— start —

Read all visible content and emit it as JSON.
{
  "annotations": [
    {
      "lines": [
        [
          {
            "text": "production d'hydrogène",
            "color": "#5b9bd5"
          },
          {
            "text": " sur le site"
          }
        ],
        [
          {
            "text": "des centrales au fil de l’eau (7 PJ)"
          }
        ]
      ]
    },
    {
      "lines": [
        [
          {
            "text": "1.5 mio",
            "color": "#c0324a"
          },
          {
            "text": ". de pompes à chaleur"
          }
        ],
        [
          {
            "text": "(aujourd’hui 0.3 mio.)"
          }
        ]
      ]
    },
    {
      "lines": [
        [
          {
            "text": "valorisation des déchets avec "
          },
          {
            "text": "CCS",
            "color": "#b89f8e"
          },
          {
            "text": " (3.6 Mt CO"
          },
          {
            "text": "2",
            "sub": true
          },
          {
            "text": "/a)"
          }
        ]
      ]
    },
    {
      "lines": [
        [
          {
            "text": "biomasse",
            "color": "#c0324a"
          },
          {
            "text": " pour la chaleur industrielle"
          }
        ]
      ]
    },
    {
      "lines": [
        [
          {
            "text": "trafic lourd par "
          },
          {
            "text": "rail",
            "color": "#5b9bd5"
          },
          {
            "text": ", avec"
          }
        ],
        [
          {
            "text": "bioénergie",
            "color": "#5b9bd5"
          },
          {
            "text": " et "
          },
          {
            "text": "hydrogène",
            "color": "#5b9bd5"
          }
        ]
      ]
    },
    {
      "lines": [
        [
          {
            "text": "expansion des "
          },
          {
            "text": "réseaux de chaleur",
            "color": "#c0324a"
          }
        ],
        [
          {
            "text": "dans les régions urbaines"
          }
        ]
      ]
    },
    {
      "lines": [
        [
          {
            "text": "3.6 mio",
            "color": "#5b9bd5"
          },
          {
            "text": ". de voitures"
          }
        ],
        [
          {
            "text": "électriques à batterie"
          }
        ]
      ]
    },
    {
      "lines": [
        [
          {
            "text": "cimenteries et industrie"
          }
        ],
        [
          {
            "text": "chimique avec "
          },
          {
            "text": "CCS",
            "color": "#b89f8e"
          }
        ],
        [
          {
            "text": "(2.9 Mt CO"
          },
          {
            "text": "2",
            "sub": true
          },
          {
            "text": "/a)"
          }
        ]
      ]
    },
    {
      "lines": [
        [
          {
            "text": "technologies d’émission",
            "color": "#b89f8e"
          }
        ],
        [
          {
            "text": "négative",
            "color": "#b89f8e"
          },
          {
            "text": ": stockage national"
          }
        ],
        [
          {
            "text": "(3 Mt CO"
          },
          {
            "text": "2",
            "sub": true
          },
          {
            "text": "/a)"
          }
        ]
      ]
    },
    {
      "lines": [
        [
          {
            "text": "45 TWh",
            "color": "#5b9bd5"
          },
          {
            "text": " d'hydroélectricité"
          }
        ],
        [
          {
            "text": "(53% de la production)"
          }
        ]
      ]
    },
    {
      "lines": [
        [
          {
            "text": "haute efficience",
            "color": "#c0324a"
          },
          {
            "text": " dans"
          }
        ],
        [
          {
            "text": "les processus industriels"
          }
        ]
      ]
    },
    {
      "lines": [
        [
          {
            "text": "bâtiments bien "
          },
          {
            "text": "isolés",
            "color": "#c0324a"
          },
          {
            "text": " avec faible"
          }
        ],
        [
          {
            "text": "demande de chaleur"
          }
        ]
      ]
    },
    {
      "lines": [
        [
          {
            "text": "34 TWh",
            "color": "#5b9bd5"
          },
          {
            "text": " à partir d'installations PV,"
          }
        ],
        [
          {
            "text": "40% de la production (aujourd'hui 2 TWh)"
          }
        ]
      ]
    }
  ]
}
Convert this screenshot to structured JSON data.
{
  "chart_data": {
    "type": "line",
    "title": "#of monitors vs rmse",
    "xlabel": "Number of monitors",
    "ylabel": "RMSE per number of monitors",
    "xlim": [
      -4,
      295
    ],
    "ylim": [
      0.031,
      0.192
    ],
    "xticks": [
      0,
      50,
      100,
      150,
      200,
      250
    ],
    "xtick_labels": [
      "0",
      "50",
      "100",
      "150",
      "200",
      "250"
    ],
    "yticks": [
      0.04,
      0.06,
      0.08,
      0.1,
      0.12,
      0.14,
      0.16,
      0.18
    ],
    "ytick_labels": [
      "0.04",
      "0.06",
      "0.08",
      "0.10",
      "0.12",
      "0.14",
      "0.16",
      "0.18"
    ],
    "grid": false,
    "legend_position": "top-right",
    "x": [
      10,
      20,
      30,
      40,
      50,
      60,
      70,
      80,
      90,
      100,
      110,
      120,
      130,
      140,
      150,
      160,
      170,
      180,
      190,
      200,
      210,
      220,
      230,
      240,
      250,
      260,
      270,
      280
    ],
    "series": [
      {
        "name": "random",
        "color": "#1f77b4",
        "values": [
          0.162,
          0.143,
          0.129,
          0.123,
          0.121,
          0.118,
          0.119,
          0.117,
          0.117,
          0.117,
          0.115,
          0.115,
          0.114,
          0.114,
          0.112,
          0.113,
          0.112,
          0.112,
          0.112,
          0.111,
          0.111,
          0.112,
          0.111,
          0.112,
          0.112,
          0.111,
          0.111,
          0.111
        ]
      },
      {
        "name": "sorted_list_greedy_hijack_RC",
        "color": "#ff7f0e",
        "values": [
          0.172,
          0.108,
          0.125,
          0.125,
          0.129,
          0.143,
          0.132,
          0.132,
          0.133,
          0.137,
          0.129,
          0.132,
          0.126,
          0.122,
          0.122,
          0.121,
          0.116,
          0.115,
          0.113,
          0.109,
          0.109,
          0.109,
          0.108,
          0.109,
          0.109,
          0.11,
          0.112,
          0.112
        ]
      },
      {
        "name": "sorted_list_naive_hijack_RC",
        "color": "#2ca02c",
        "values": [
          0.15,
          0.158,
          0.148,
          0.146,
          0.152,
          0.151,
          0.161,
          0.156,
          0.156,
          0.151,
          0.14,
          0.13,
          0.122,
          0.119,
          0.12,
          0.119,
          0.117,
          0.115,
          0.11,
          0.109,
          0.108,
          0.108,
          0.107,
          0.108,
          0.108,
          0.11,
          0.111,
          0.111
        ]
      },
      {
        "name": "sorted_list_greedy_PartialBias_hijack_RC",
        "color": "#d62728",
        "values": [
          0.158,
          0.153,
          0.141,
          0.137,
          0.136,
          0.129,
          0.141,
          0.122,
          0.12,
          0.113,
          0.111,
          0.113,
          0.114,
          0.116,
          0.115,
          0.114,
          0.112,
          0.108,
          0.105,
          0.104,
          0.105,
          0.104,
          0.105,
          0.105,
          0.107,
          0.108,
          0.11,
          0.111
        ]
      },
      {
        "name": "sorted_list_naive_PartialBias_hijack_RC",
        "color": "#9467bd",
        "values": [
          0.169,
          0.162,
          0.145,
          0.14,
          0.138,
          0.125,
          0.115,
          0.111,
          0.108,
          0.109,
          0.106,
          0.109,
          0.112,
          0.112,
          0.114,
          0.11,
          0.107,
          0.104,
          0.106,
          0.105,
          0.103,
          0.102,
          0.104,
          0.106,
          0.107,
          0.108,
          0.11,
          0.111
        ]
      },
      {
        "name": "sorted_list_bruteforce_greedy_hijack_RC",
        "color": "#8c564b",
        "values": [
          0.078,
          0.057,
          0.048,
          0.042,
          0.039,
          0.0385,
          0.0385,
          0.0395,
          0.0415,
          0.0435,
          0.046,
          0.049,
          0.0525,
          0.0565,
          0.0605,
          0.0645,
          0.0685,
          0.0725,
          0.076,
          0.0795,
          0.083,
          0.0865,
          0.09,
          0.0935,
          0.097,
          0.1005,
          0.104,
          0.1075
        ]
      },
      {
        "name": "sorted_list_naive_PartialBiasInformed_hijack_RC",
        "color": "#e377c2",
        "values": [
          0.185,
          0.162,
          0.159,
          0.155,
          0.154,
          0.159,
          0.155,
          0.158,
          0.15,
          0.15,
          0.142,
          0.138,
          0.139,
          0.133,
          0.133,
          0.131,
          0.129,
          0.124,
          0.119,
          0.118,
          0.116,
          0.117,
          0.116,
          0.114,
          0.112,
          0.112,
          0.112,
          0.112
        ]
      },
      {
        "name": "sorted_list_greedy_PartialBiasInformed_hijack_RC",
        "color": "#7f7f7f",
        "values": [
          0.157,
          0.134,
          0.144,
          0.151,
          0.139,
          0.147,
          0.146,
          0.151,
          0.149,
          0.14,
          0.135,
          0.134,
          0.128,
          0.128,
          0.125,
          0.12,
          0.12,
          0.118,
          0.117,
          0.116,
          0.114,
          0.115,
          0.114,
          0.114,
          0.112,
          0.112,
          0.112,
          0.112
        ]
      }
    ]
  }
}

— end —

— What the task requires —
Using the records given above, list every line that includes the word "name".

— Reply —
        "name": "random",
        "name": "sorted_list_greedy_hijack_RC",
        "name": "sorted_list_naive_hijack_RC",
        "name": "sorted_list_greedy_PartialBias_hijack_RC",
        "name": "sorted_list_naive_PartialBias_hijack_RC",
        "name": "sorted_list_bruteforce_greedy_hijack_RC",
        "name": "sorted_list_naive_PartialBiasInformed_hijack_RC",
        "name": "sorted_list_greedy_PartialBiasInformed_hijack_RC",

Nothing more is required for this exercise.